Data entries
--------------------------------------------------

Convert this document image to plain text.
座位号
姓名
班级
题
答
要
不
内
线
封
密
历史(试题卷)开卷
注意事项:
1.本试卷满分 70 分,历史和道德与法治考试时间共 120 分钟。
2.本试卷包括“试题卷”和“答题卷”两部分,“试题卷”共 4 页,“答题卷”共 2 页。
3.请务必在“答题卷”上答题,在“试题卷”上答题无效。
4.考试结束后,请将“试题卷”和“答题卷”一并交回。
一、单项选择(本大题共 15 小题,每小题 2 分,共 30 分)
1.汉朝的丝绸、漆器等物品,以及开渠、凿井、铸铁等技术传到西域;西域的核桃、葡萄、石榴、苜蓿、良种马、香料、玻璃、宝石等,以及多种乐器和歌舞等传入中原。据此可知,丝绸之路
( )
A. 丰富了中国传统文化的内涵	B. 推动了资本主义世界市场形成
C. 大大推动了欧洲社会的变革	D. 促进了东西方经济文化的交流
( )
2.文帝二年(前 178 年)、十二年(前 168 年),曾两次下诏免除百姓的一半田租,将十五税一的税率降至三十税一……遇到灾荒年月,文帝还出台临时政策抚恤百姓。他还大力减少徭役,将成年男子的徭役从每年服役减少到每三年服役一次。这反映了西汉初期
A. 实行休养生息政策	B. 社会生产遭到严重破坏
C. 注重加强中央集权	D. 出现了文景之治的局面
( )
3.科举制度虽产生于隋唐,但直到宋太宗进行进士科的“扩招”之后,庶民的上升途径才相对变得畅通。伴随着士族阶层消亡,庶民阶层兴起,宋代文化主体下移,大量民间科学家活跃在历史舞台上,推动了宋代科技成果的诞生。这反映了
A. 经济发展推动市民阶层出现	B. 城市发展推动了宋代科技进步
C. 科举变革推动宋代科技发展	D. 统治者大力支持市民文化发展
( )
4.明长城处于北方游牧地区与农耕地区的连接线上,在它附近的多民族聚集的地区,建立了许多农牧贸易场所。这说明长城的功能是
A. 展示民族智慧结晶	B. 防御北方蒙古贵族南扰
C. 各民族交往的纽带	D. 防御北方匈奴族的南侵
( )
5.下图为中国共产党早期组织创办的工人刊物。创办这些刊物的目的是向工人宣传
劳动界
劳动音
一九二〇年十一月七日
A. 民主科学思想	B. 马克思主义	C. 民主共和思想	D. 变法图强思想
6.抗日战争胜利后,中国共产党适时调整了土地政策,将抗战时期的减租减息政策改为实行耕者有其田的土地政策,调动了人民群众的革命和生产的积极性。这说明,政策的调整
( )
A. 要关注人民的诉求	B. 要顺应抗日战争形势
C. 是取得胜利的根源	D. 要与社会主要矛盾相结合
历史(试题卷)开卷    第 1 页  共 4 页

--------------------------------------------------

- TO DO
Every entry must be output again, exactly as written above.

- ANSWER TO THIS EXERCISE
Convert this document image to plain text.
座位号
姓名
班级
题
答
要
不
内
线
封
密
历史(试题卷)开卷
注意事项:
1.本试卷满分 70 分,历史和道德与法治考试时间共 120 分钟。
2.本试卷包括“试题卷”和“答题卷”两部分,“试题卷”共 4 页,“答题卷”共 2 页。
3.请务必在“答题卷”上答题,在“试题卷”上答题无效。
4.考试结束后,请将“试题卷”和“答题卷”一并交回。
一、单项选择(本大题共 15 小题,每小题 2 分,共 30 分)
1.汉朝的丝绸、漆器等物品,以及开渠、凿井、铸铁等技术传到西域;西域的核桃、葡萄、石榴、苜蓿、良种马、香料、玻璃、宝石等,以及多种乐器和歌舞等传入中原。据此可知,丝绸之路
( )
A. 丰富了中国传统文化的内涵	B. 推动了资本主义世界市场形成
C. 大大推动了欧洲社会的变革	D. 促进了东西方经济文化的交流
( )
2.文帝二年(前 178 年)、十二年(前 168 年),曾两次下诏免除百姓的一半田租,将十五税一的税率降至三十税一……遇到灾荒年月,文帝还出台临时政策抚恤百姓。他还大力减少徭役,将成年男子的徭役从每年服役减少到每三年服役一次。这反映了西汉初期
A. 实行休养生息政策	B. 社会生产遭到严重破坏
C. 注重加强中央集权	D. 出现了文景之治的局面
( )
3.科举制度虽产生于隋唐,但直到宋太宗进行进士科的“扩招”之后,庶民的上升途径才相对变得畅通。伴随着士族阶层消亡,庶民阶层兴起,宋代文化主体下移,大量民间科学家活跃在历史舞台上,推动了宋代科技成果的诞生。这反映了
A. 经济发展推动市民阶层出现	B. 城市发展推动了宋代科技进步
C. 科举变革推动宋代科技发展	D. 统治者大力支持市民文化发展
( )
4.明长城处于北方游牧地区与农耕地区的连接线上,在它附近的多民族聚集的地区,建立了许多农牧贸易场所。这说明长城的功能是
A. 展示民族智慧结晶	B. 防御北方蒙古贵族南扰
C. 各民族交往的纽带	D. 防御北方匈奴族的南侵
( )
5.下图为中国共产党早期组织创办的工人刊物。创办这些刊物的目的是向工人宣传
劳动界
劳动音
一九二〇年十一月七日
A. 民主科学思想	B. 马克思主义	C. 民主共和思想	D. 变法图强思想
6.抗日战争胜利后,中国共产党适时调整了土地政策,将抗战时期的减租减息政策改为实行耕者有其田的土地政策,调动了人民群众的革命和生产的积极性。这说明,政策的调整
( )
A. 要关注人民的诉求	B. 要顺应抗日战争形势
C. 是取得胜利的根源	D. 要与社会主要矛盾相结合
历史(试题卷)开卷    第 1 页  共 4 页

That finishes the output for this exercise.